[START OF Excerpted data]

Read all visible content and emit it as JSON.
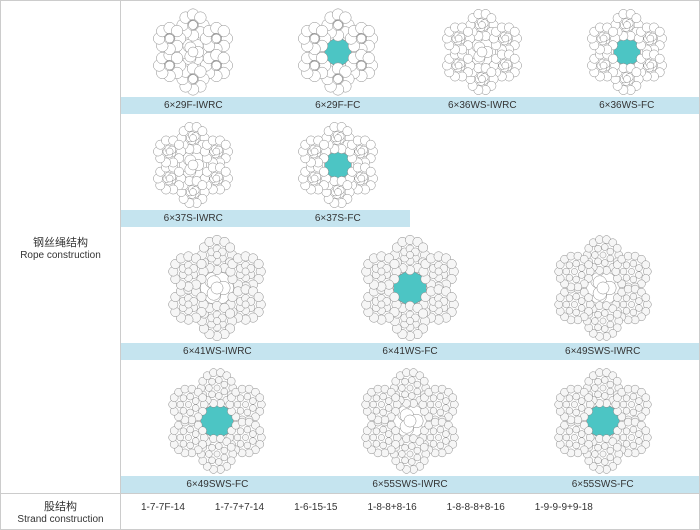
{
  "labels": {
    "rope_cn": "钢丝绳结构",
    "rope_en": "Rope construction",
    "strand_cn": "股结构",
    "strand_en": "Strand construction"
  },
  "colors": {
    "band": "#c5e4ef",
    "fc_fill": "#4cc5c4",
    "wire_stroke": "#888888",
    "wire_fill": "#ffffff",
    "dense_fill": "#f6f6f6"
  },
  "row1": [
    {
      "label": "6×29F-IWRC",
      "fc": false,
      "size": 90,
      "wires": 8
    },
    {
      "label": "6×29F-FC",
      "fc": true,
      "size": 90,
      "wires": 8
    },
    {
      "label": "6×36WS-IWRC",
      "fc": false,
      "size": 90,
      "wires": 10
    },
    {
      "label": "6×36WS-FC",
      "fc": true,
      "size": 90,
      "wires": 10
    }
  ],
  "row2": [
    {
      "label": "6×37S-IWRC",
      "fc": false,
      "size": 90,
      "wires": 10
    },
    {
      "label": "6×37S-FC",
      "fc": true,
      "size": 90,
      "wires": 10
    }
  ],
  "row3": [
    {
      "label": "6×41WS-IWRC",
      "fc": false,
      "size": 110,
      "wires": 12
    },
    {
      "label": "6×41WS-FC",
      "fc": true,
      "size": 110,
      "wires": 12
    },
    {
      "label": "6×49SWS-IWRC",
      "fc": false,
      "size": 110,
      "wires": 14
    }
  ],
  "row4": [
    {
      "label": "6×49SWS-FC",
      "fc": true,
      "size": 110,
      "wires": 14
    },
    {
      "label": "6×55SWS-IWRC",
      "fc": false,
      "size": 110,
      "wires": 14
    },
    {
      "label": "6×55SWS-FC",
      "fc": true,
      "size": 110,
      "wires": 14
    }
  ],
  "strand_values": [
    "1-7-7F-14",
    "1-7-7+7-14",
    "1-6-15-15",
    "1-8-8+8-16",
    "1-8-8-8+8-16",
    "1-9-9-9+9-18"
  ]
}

[END OF Excerpted data]

- Work to complete -
Every line above should be repeated exactly; pictures stay out of the copy.

- Full response -
Read all visible content and emit it as JSON.
{
  "labels": {
    "rope_cn": "钢丝绳结构",
    "rope_en": "Rope construction",
    "strand_cn": "股结构",
    "strand_en": "Strand construction"
  },
  "colors": {
    "band": "#c5e4ef",
    "fc_fill": "#4cc5c4",
    "wire_stroke": "#888888",
    "wire_fill": "#ffffff",
    "dense_fill": "#f6f6f6"
  },
  "row1": [
    {
      "label": "6×29F-IWRC",
      "fc": false,
      "size": 90,
      "wires": 8
    },
    {
      "label": "6×29F-FC",
      "fc": true,
      "size": 90,
      "wires": 8
    },
    {
      "label": "6×36WS-IWRC",
      "fc": false,
      "size": 90,
      "wires": 10
    },
    {
      "label": "6×36WS-FC",
      "fc": true,
      "size": 90,
      "wires": 10
    }
  ],
  "row2": [
    {
      "label": "6×37S-IWRC",
      "fc": false,
      "size": 90,
      "wires": 10
    },
    {
      "label": "6×37S-FC",
      "fc": true,
      "size": 90,
      "wires": 10
    }
  ],
  "row3": [
    {
      "label": "6×41WS-IWRC",
      "fc": false,
      "size": 110,
      "wires": 12
    },
    {
      "label": "6×41WS-FC",
      "fc": true,
      "size": 110,
      "wires": 12
    },
    {
      "label": "6×49SWS-IWRC",
      "fc": false,
      "size": 110,
      "wires": 14
    }
  ],
  "row4": [
    {
      "label": "6×49SWS-FC",
      "fc": true,
      "size": 110,
      "wires": 14
    },
    {
      "label": "6×55SWS-IWRC",
      "fc": false,
      "size": 110,
      "wires": 14
    },
    {
      "label": "6×55SWS-FC",
      "fc": true,
      "size": 110,
      "wires": 14
    }
  ],
  "strand_values": [
    "1-7-7F-14",
    "1-7-7+7-14",
    "1-6-15-15",
    "1-8-8+8-16",
    "1-8-8-8+8-16",
    "1-9-9-9+9-18"
  ]
}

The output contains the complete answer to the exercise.